Requirement => Copy out each line of the data holding "image".

##############################

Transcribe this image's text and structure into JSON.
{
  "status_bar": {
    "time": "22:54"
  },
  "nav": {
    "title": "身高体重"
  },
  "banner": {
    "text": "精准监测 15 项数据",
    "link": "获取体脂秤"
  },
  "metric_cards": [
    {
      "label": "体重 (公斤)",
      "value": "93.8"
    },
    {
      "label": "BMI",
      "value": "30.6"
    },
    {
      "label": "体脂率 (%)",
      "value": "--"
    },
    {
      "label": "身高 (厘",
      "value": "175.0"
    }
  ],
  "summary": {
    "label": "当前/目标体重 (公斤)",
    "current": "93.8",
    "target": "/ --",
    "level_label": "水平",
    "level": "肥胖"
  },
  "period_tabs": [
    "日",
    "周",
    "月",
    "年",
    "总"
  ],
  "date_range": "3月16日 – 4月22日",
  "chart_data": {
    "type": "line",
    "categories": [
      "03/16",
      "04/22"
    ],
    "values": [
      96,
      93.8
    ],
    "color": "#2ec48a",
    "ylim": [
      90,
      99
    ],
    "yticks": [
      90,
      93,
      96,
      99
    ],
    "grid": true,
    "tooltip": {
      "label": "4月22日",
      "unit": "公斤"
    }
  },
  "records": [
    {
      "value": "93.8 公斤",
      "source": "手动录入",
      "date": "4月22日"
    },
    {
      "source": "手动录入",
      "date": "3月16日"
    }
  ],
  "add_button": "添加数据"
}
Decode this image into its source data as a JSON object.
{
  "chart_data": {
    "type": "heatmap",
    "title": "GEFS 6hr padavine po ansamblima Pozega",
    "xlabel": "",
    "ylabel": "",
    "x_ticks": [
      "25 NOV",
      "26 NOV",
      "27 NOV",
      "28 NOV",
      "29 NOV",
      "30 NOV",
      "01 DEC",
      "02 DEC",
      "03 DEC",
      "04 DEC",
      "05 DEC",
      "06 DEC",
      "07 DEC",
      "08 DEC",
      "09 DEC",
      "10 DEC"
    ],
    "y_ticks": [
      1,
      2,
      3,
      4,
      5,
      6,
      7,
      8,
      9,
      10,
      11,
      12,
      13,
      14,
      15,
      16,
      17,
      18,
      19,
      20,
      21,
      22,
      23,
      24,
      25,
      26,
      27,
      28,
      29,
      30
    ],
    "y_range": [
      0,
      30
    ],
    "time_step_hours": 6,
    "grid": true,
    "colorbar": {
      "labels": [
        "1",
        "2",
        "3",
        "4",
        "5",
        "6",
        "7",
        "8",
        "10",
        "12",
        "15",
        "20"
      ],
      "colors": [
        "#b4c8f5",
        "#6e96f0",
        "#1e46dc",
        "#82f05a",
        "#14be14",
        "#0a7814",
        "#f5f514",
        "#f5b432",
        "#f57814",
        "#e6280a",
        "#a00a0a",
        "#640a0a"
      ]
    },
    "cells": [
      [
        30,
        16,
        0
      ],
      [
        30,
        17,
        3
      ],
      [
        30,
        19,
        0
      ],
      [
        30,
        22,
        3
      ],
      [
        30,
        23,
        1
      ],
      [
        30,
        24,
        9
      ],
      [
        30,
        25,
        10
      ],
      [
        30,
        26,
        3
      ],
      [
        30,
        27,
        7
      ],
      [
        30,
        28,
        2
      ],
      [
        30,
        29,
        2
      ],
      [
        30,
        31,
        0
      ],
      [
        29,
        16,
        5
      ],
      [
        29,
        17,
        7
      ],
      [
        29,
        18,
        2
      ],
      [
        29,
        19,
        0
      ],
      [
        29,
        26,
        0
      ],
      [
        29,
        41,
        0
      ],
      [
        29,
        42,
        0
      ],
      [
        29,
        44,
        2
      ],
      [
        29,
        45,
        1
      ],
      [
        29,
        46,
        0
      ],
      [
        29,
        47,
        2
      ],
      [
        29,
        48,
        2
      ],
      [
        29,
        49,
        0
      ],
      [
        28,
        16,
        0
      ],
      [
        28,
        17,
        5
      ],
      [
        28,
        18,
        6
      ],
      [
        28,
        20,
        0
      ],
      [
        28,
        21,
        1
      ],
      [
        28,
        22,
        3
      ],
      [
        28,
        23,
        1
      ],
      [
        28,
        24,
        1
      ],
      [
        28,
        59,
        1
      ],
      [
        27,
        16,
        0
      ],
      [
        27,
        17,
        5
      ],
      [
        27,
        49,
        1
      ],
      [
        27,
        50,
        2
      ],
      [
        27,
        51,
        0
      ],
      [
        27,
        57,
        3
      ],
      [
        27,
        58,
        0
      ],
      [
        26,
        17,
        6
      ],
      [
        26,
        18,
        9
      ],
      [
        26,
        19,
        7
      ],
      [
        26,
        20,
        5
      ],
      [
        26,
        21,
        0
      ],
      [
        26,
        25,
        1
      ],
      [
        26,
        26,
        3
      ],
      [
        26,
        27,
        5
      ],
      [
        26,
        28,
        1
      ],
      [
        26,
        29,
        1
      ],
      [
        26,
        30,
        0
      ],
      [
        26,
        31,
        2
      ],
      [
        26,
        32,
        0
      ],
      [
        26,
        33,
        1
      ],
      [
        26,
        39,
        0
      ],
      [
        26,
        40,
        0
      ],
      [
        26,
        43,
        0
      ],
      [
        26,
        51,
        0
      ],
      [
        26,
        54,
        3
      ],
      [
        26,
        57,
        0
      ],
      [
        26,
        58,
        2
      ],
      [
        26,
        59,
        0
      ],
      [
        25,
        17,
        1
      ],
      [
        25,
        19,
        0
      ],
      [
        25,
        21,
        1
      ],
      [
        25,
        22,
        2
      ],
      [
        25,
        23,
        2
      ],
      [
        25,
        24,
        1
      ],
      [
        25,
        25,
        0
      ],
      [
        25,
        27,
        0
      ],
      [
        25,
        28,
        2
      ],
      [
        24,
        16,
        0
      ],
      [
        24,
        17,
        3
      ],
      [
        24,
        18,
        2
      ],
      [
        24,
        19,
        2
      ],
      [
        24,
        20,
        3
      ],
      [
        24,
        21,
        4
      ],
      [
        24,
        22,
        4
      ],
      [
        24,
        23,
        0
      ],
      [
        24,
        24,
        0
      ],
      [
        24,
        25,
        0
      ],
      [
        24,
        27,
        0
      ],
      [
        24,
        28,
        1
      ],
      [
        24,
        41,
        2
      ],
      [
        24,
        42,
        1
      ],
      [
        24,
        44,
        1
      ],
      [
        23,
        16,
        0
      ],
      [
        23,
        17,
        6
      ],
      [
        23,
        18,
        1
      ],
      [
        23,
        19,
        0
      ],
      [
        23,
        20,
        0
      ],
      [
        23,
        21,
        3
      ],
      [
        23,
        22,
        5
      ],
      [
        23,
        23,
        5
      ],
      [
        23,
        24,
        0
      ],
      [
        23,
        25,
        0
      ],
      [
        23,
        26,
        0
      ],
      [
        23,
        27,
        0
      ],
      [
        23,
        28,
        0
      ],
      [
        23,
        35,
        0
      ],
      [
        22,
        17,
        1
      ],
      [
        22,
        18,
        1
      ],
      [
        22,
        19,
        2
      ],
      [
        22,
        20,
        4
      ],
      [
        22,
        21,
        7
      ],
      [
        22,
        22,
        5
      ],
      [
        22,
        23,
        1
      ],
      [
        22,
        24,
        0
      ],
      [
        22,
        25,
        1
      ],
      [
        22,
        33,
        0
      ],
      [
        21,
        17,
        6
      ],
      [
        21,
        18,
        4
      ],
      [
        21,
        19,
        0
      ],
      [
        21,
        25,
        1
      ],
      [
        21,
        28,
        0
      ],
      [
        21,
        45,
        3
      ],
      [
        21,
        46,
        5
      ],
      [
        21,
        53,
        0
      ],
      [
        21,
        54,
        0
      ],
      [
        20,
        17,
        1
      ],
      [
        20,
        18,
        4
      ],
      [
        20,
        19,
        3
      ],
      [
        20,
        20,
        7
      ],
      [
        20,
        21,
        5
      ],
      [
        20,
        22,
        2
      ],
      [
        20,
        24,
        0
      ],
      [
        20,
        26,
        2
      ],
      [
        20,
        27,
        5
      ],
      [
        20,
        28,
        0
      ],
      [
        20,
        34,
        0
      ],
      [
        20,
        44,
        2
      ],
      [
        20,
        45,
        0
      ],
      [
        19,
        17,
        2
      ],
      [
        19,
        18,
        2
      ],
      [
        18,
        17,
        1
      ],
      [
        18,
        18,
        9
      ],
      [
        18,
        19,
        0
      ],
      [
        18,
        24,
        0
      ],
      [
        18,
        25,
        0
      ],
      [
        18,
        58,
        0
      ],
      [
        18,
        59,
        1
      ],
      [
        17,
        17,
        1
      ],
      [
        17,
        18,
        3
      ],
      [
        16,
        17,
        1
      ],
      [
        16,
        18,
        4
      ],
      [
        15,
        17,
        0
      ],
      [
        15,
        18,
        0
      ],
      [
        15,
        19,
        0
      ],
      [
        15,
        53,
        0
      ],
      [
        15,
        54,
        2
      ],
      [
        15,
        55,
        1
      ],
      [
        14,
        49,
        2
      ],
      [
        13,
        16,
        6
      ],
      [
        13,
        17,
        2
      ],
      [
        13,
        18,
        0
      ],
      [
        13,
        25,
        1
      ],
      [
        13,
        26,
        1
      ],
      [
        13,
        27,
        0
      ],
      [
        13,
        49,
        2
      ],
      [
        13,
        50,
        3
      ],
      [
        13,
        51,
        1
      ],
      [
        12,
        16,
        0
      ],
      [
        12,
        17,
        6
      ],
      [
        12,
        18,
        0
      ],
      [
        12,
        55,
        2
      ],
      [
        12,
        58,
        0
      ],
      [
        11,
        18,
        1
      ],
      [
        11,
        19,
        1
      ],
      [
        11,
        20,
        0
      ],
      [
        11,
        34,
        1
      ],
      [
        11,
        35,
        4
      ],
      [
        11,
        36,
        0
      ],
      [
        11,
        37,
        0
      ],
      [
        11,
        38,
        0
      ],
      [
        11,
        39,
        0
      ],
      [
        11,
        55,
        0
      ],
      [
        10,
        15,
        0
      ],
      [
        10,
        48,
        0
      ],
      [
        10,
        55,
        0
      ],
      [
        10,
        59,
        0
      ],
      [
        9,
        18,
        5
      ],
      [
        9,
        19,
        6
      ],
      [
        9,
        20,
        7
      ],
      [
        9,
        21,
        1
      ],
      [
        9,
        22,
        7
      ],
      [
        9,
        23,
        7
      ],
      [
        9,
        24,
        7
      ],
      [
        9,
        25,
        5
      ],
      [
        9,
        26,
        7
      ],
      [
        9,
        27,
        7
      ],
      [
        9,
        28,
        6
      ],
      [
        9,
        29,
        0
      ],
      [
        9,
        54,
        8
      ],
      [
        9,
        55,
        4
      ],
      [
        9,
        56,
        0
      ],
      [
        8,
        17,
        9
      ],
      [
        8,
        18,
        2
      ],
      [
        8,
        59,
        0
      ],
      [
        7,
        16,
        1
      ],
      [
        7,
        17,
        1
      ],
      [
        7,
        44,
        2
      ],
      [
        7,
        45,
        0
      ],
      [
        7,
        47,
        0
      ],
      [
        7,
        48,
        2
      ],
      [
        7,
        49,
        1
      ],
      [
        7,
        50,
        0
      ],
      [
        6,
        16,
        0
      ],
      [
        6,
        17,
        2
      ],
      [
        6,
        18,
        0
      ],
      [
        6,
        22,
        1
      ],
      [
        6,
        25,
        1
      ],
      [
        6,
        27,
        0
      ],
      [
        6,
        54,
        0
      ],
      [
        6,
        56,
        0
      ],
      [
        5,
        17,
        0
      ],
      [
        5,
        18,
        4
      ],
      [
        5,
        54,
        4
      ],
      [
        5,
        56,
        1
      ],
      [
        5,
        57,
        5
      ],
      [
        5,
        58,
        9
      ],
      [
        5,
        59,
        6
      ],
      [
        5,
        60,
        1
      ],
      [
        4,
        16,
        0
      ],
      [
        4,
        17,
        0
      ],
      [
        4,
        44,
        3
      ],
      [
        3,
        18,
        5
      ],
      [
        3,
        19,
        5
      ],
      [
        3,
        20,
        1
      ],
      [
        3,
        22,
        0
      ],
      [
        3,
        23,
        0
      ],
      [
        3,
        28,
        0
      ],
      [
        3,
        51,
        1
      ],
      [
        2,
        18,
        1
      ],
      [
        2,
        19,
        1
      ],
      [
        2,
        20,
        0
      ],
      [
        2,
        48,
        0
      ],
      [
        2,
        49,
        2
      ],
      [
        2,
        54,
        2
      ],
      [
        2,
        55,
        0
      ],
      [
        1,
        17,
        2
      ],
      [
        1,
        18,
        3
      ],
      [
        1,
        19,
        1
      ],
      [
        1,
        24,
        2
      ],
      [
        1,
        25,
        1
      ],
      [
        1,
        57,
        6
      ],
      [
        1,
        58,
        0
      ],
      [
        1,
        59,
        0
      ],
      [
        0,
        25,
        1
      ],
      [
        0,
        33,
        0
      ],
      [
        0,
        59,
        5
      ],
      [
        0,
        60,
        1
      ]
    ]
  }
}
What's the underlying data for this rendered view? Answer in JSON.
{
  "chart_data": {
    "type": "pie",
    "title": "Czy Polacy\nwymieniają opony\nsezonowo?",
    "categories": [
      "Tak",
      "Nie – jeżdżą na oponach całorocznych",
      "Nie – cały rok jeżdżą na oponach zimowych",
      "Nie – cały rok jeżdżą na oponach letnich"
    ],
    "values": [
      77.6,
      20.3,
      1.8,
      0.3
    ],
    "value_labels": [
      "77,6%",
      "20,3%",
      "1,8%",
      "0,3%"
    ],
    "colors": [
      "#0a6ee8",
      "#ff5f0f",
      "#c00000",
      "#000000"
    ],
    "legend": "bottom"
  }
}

##############################

Result below =>
Transcribe this image's text and structure into JSON.
Decode this image into its source data as a JSON object.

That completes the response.